----- Entries

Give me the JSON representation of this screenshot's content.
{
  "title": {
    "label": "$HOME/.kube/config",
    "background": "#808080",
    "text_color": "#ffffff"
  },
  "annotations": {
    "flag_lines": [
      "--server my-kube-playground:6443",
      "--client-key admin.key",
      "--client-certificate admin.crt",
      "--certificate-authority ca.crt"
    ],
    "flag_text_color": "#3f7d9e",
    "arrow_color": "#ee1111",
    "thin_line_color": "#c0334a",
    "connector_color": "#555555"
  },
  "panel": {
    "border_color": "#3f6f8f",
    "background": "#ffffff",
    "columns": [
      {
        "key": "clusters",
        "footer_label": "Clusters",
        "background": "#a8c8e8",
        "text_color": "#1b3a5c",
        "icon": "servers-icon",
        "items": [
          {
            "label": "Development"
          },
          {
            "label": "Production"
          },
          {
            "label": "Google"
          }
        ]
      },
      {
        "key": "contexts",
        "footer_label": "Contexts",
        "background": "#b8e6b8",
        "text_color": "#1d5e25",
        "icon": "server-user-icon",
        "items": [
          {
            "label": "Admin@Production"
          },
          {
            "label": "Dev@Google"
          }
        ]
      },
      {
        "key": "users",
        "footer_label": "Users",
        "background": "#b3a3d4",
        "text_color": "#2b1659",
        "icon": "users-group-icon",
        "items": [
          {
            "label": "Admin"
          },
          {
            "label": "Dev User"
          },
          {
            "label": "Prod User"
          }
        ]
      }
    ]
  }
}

----------

What to work on -
Quote the data in full, keeping each word unchanged.

Worked solution -
Give me the JSON representation of this screenshot's content.
{
  "title": {
    "label": "$HOME/.kube/config",
    "background": "#808080",
    "text_color": "#ffffff"
  },
  "annotations": {
    "flag_lines": [
      "--server my-kube-playground:6443",
      "--client-key admin.key",
      "--client-certificate admin.crt",
      "--certificate-authority ca.crt"
    ],
    "flag_text_color": "#3f7d9e",
    "arrow_color": "#ee1111",
    "thin_line_color": "#c0334a",
    "connector_color": "#555555"
  },
  "panel": {
    "border_color": "#3f6f8f",
    "background": "#ffffff",
    "columns": [
      {
        "key": "clusters",
        "footer_label": "Clusters",
        "background": "#a8c8e8",
        "text_color": "#1b3a5c",
        "icon": "servers-icon",
        "items": [
          {
            "label": "Development"
          },
          {
            "label": "Production"
          },
          {
            "label": "Google"
          }
        ]
      },
      {
        "key": "contexts",
        "footer_label": "Contexts",
        "background": "#b8e6b8",
        "text_color": "#1d5e25",
        "icon": "server-user-icon",
        "items": [
          {
            "label": "Admin@Production"
          },
          {
            "label": "Dev@Google"
          }
        ]
      },
      {
        "key": "users",
        "footer_label": "Users",
        "background": "#b3a3d4",
        "text_color": "#2b1659",
        "icon": "users-group-icon",
        "items": [
          {
            "label": "Admin"
          },
          {
            "label": "Dev User"
          },
          {
            "label": "Prod User"
          }
        ]
      }
    ]
  }
}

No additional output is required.